▶ **GIVEN INSTRUCTION**: The entire listing is to be repeated verbatim.

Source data

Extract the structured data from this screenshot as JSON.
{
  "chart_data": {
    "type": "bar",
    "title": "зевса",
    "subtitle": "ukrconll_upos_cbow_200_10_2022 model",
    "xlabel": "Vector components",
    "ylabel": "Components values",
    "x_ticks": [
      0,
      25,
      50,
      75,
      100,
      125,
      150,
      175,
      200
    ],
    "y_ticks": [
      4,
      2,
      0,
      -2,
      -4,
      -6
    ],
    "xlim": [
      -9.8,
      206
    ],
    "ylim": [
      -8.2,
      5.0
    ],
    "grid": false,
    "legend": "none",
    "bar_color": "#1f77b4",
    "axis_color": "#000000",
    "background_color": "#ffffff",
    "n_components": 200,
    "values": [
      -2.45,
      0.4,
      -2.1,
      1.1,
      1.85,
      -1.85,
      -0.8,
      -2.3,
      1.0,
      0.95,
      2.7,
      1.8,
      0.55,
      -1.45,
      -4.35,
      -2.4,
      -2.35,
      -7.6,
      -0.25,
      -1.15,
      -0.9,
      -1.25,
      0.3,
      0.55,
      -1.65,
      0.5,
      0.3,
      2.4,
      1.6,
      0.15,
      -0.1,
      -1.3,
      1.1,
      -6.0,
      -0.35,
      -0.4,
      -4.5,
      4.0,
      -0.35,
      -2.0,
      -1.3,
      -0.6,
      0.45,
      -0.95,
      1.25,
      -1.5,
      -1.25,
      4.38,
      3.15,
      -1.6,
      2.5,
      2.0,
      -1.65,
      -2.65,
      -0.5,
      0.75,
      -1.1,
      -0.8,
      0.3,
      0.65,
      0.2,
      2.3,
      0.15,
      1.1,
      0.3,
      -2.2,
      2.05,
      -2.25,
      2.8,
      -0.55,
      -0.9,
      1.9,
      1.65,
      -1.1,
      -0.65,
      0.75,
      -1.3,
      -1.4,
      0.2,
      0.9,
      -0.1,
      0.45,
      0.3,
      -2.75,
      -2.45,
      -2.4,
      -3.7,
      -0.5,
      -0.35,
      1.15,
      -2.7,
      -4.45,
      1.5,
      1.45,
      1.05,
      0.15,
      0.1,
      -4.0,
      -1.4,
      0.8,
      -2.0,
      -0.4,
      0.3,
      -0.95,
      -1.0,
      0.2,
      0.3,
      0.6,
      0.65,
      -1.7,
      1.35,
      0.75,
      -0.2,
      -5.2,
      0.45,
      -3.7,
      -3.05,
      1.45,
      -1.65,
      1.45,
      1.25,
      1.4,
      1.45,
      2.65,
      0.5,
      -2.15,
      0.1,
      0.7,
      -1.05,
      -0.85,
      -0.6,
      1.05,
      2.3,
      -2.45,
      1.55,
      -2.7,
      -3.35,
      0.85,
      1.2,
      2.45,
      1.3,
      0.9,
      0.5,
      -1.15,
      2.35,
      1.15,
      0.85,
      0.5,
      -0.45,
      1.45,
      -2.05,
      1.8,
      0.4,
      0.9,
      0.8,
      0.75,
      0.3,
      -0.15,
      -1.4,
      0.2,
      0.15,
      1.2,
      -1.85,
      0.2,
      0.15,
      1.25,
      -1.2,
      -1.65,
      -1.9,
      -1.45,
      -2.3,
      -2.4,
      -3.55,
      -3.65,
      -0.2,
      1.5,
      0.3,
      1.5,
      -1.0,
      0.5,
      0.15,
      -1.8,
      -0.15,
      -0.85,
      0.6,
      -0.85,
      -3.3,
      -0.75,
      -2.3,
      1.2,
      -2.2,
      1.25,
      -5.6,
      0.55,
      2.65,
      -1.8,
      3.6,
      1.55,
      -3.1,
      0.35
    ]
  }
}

▶ **RESPONSE TO THIS TASK**:
Extract the structured data from this screenshot as JSON.
{
  "chart_data": {
    "type": "bar",
    "title": "зевса",
    "subtitle": "ukrconll_upos_cbow_200_10_2022 model",
    "xlabel": "Vector components",
    "ylabel": "Components values",
    "x_ticks": [
      0,
      25,
      50,
      75,
      100,
      125,
      150,
      175,
      200
    ],
    "y_ticks": [
      4,
      2,
      0,
      -2,
      -4,
      -6
    ],
    "xlim": [
      -9.8,
      206
    ],
    "ylim": [
      -8.2,
      5.0
    ],
    "grid": false,
    "legend": "none",
    "bar_color": "#1f77b4",
    "axis_color": "#000000",
    "background_color": "#ffffff",
    "n_components": 200,
    "values": [
      -2.45,
      0.4,
      -2.1,
      1.1,
      1.85,
      -1.85,
      -0.8,
      -2.3,
      1.0,
      0.95,
      2.7,
      1.8,
      0.55,
      -1.45,
      -4.35,
      -2.4,
      -2.35,
      -7.6,
      -0.25,
      -1.15,
      -0.9,
      -1.25,
      0.3,
      0.55,
      -1.65,
      0.5,
      0.3,
      2.4,
      1.6,
      0.15,
      -0.1,
      -1.3,
      1.1,
      -6.0,
      -0.35,
      -0.4,
      -4.5,
      4.0,
      -0.35,
      -2.0,
      -1.3,
      -0.6,
      0.45,
      -0.95,
      1.25,
      -1.5,
      -1.25,
      4.38,
      3.15,
      -1.6,
      2.5,
      2.0,
      -1.65,
      -2.65,
      -0.5,
      0.75,
      -1.1,
      -0.8,
      0.3,
      0.65,
      0.2,
      2.3,
      0.15,
      1.1,
      0.3,
      -2.2,
      2.05,
      -2.25,
      2.8,
      -0.55,
      -0.9,
      1.9,
      1.65,
      -1.1,
      -0.65,
      0.75,
      -1.3,
      -1.4,
      0.2,
      0.9,
      -0.1,
      0.45,
      0.3,
      -2.75,
      -2.45,
      -2.4,
      -3.7,
      -0.5,
      -0.35,
      1.15,
      -2.7,
      -4.45,
      1.5,
      1.45,
      1.05,
      0.15,
      0.1,
      -4.0,
      -1.4,
      0.8,
      -2.0,
      -0.4,
      0.3,
      -0.95,
      -1.0,
      0.2,
      0.3,
      0.6,
      0.65,
      -1.7,
      1.35,
      0.75,
      -0.2,
      -5.2,
      0.45,
      -3.7,
      -3.05,
      1.45,
      -1.65,
      1.45,
      1.25,
      1.4,
      1.45,
      2.65,
      0.5,
      -2.15,
      0.1,
      0.7,
      -1.05,
      -0.85,
      -0.6,
      1.05,
      2.3,
      -2.45,
      1.55,
      -2.7,
      -3.35,
      0.85,
      1.2,
      2.45,
      1.3,
      0.9,
      0.5,
      -1.15,
      2.35,
      1.15,
      0.85,
      0.5,
      -0.45,
      1.45,
      -2.05,
      1.8,
      0.4,
      0.9,
      0.8,
      0.75,
      0.3,
      -0.15,
      -1.4,
      0.2,
      0.15,
      1.2,
      -1.85,
      0.2,
      0.15,
      1.25,
      -1.2,
      -1.65,
      -1.9,
      -1.45,
      -2.3,
      -2.4,
      -3.55,
      -3.65,
      -0.2,
      1.5,
      0.3,
      1.5,
      -1.0,
      0.5,
      0.15,
      -1.8,
      -0.15,
      -0.85,
      0.6,
      -0.85,
      -3.3,
      -0.75,
      -2.3,
      1.2,
      -2.2,
      1.25,
      -5.6,
      0.55,
      2.65,
      -1.8,
      3.6,
      1.55,
      -3.1,
      0.35
    ]
  }
}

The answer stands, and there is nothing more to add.